Task goal: Give the number of lines in the records below that include "over". Reply with that number alone.

>> START Records provided

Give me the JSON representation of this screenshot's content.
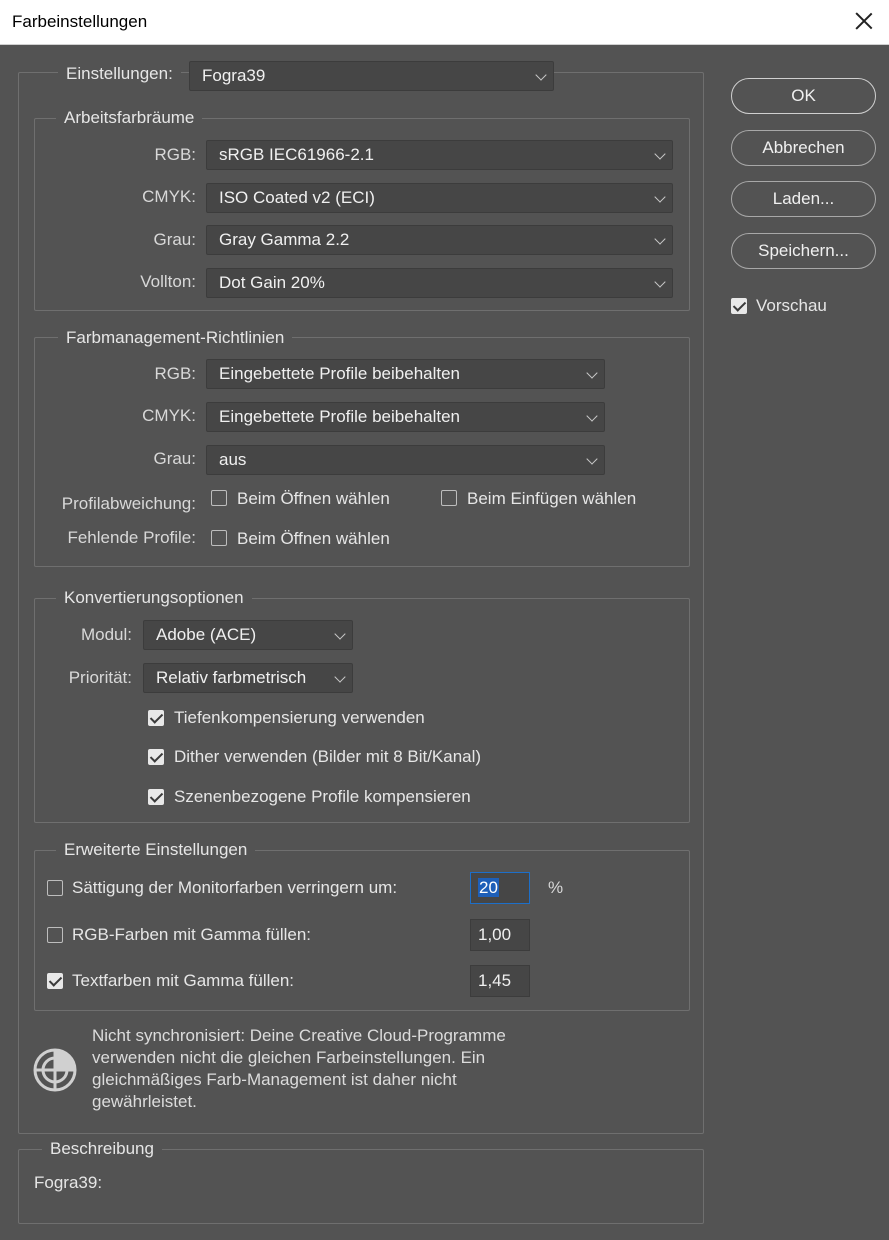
{
  "window": {
    "title": "Farbeinstellungen"
  },
  "settings": {
    "label": "Einstellungen:",
    "value": "Fogra39"
  },
  "working_spaces": {
    "legend": "Arbeitsfarbräume",
    "rgb_label": "RGB:",
    "rgb_value": "sRGB IEC61966-2.1",
    "cmyk_label": "CMYK:",
    "cmyk_value": "ISO Coated v2 (ECI)",
    "gray_label": "Grau:",
    "gray_value": "Gray Gamma 2.2",
    "spot_label": "Vollton:",
    "spot_value": "Dot Gain 20%"
  },
  "policies": {
    "legend": "Farbmanagement-Richtlinien",
    "rgb_label": "RGB:",
    "rgb_value": "Eingebettete Profile beibehalten",
    "cmyk_label": "CMYK:",
    "cmyk_value": "Eingebettete Profile beibehalten",
    "gray_label": "Grau:",
    "gray_value": "aus",
    "mismatch_label": "Profilabweichung:",
    "mismatch_open": "Beim Öffnen wählen",
    "mismatch_paste": "Beim Einfügen wählen",
    "missing_label": "Fehlende Profile:",
    "missing_open": "Beim Öffnen wählen"
  },
  "conversion": {
    "legend": "Konvertierungsoptionen",
    "engine_label": "Modul:",
    "engine_value": "Adobe (ACE)",
    "intent_label": "Priorität:",
    "intent_value": "Relativ farbmetrisch",
    "bpc": "Tiefenkompensierung verwenden",
    "dither": "Dither verwenden (Bilder mit 8 Bit/Kanal)",
    "scene": "Szenenbezogene Profile kompensieren"
  },
  "advanced": {
    "legend": "Erweiterte Einstellungen",
    "desaturate": "Sättigung der Monitorfarben verringern um:",
    "desaturate_value": "20",
    "percent": "%",
    "blend_rgb": "RGB-Farben mit Gamma füllen:",
    "blend_rgb_value": "1,00",
    "blend_text": "Textfarben mit Gamma füllen:",
    "blend_text_value": "1,45"
  },
  "sync_message": "Nicht synchronisiert: Deine Creative Cloud-Programme verwenden nicht die gleichen Farbeinstellungen. Ein gleichmäßiges Farb-Management ist daher nicht gewährleistet.",
  "description": {
    "legend": "Beschreibung",
    "text": "Fogra39:"
  },
  "buttons": {
    "ok": "OK",
    "cancel": "Abbrechen",
    "load": "Laden...",
    "save": "Speichern..."
  },
  "preview": {
    "label": "Vorschau"
  }
}
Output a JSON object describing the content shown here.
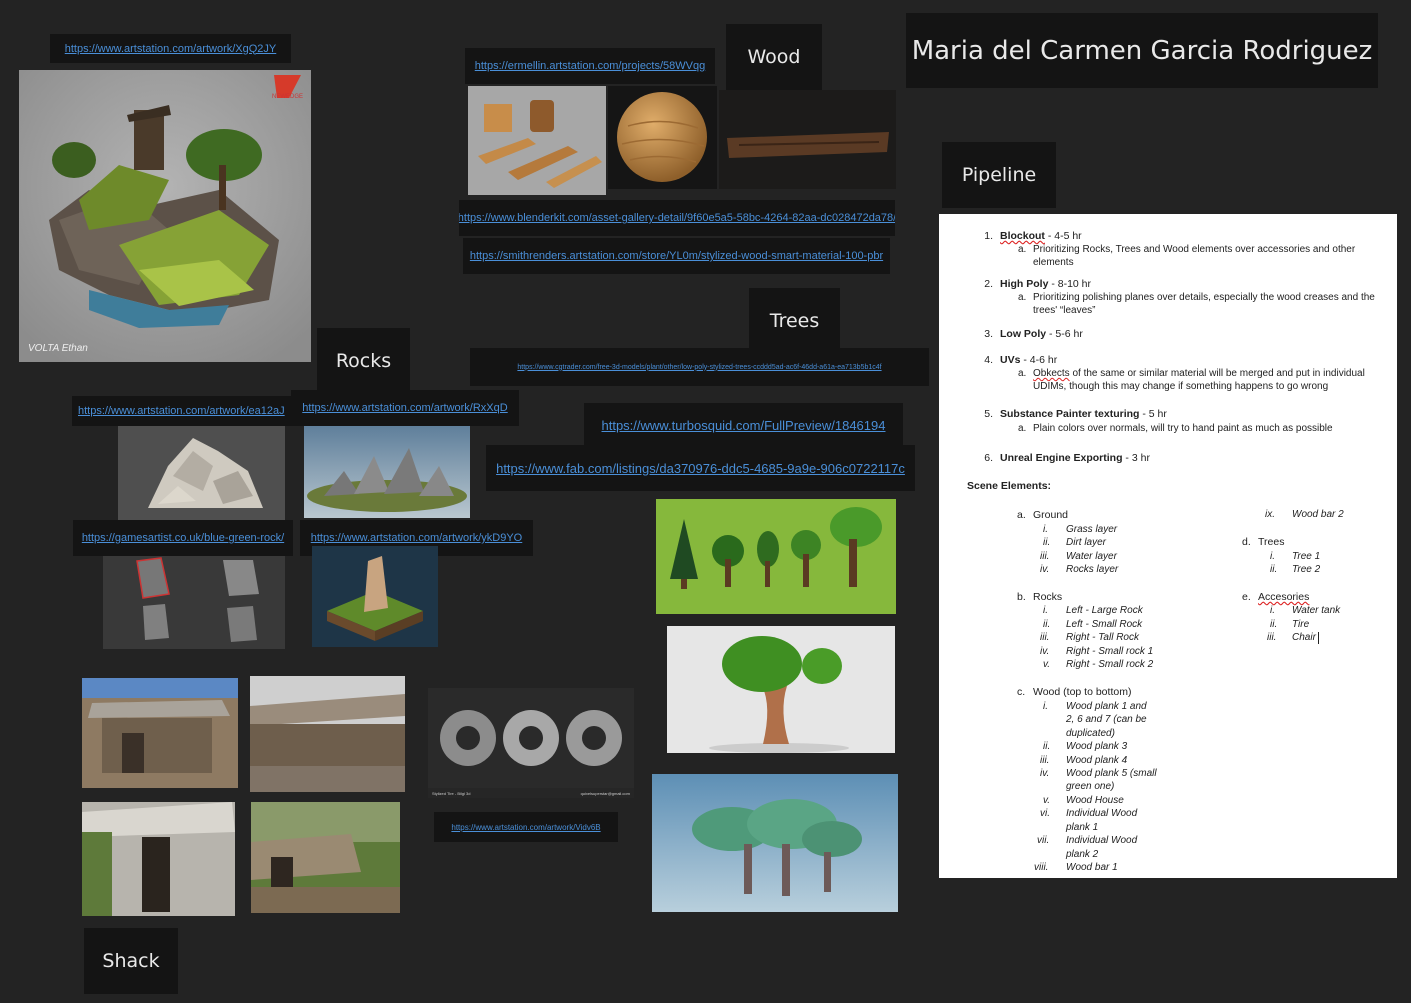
{
  "title": "Maria del Carmen Garcia Rodriguez",
  "sections": {
    "wood": "Wood",
    "trees": "Trees",
    "rocks": "Rocks",
    "shack": "Shack",
    "pipeline": "Pipeline"
  },
  "links": {
    "xgq2jy": "https://www.artstation.com/artwork/XgQ2JY",
    "ermellin": "https://ermellin.artstation.com/projects/58WVqg",
    "blenderkit": "https://www.blenderkit.com/asset-gallery-detail/9f60e5a5-58bc-4264-82aa-dc028472da78/",
    "smithrenders": "https://smithrenders.artstation.com/store/YL0m/stylized-wood-smart-material-100-pbr",
    "cgtrader": "https://www.cgtrader.com/free-3d-models/plant/other/low-poly-stylized-trees-ccddd5ad-ac6f-46dd-a61a-ea713b5b1c4f",
    "turbosquid": "https://www.turbosquid.com/FullPreview/1846194",
    "fab": "https://www.fab.com/listings/da370976-ddc5-4685-9a9e-906c0722117c",
    "ea12aj": "https://www.artstation.com/artwork/ea12aJ",
    "rxxqd": "https://www.artstation.com/artwork/RxXqD",
    "gamesartist": "https://gamesartist.co.uk/blue-green-rock/",
    "ykd9yo": "https://www.artstation.com/artwork/ykD9YO",
    "vidv6b": "https://www.artstation.com/artwork/Vidv6B"
  },
  "image_text": {
    "volta": "VOLTA Ethan",
    "newedge": "NEWEDGE",
    "tire_caption_left": "Stylized Tire - Bilgi 3d",
    "tire_caption_right": "quixelsuperstar@gmail.com"
  },
  "doc": {
    "steps": [
      {
        "num": "1.",
        "name": "Blockout",
        "time": " - 4-5 hr",
        "sub": [
          "Prioritizing Rocks, Trees and Wood elements over accessories and other",
          "elements"
        ]
      },
      {
        "num": "2.",
        "name": "High Poly",
        "time": " - 8-10 hr",
        "sub": [
          "Prioritizing polishing planes over details, especially the wood creases and the",
          "trees' “leaves”"
        ]
      },
      {
        "num": "3.",
        "name": "Low Poly",
        "time": " - 5-6 hr",
        "sub": []
      },
      {
        "num": "4.",
        "name": "UVs",
        "time": " - 4-6 hr",
        "sub_first": "Obkects",
        "sub_rest": " of the same or similar material will be merged and put in individual",
        "sub": [
          "UDIMs, though this may change if something happens to go wrong"
        ]
      },
      {
        "num": "5.",
        "name": "Substance Painter texturing",
        "time": " - 5 hr",
        "sub": [
          "Plain colors over normals, will try to hand paint as much as possible"
        ]
      },
      {
        "num": "6.",
        "name": "Unreal Engine Exporting",
        "time": " - 3 hr",
        "sub": []
      }
    ],
    "sub_letter": "a.",
    "scene_title": "Scene Elements:",
    "ground": {
      "letter": "a.",
      "name": "Ground",
      "items": [
        [
          "i.",
          "Grass layer"
        ],
        [
          "ii.",
          "Dirt layer"
        ],
        [
          "iii.",
          "Water layer"
        ],
        [
          "iv.",
          "Rocks layer"
        ]
      ]
    },
    "rocks": {
      "letter": "b.",
      "name": "Rocks",
      "items": [
        [
          "i.",
          "Left - Large Rock"
        ],
        [
          "ii.",
          "Left - Small Rock"
        ],
        [
          "iii.",
          "Right - Tall Rock"
        ],
        [
          "iv.",
          "Right - Small rock 1"
        ],
        [
          "v.",
          "Right - Small rock 2"
        ]
      ]
    },
    "wood": {
      "letter": "c.",
      "name": "Wood (top to bottom)",
      "items": [
        [
          "i.",
          "Wood plank 1 and"
        ],
        [
          "",
          "2, 6 and 7 (can be"
        ],
        [
          "",
          "duplicated)"
        ],
        [
          "ii.",
          "Wood plank 3"
        ],
        [
          "iii.",
          "Wood plank 4"
        ],
        [
          "iv.",
          "Wood plank 5 (small"
        ],
        [
          "",
          "green one)"
        ],
        [
          "v.",
          "Wood House"
        ],
        [
          "vi.",
          "Individual Wood"
        ],
        [
          "",
          "plank 1"
        ],
        [
          "vii.",
          "Individual Wood"
        ],
        [
          "",
          "plank 2"
        ],
        [
          "viii.",
          "Wood bar 1"
        ]
      ]
    },
    "wood_ix": [
      "ix.",
      "Wood bar 2"
    ],
    "trees": {
      "letter": "d.",
      "name": "Trees",
      "items": [
        [
          "i.",
          "Tree 1"
        ],
        [
          "ii.",
          "Tree 2"
        ]
      ]
    },
    "acc": {
      "letter": "e.",
      "name": "Accesories",
      "items": [
        [
          "i.",
          "Water tank"
        ],
        [
          "ii.",
          "Tire"
        ],
        [
          "iii.",
          "Chair"
        ]
      ]
    }
  },
  "colors": {
    "background": "#232323",
    "panel": "#141414",
    "link": "#4a8fd8"
  }
}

>> END Records provided

Solved exercise: 3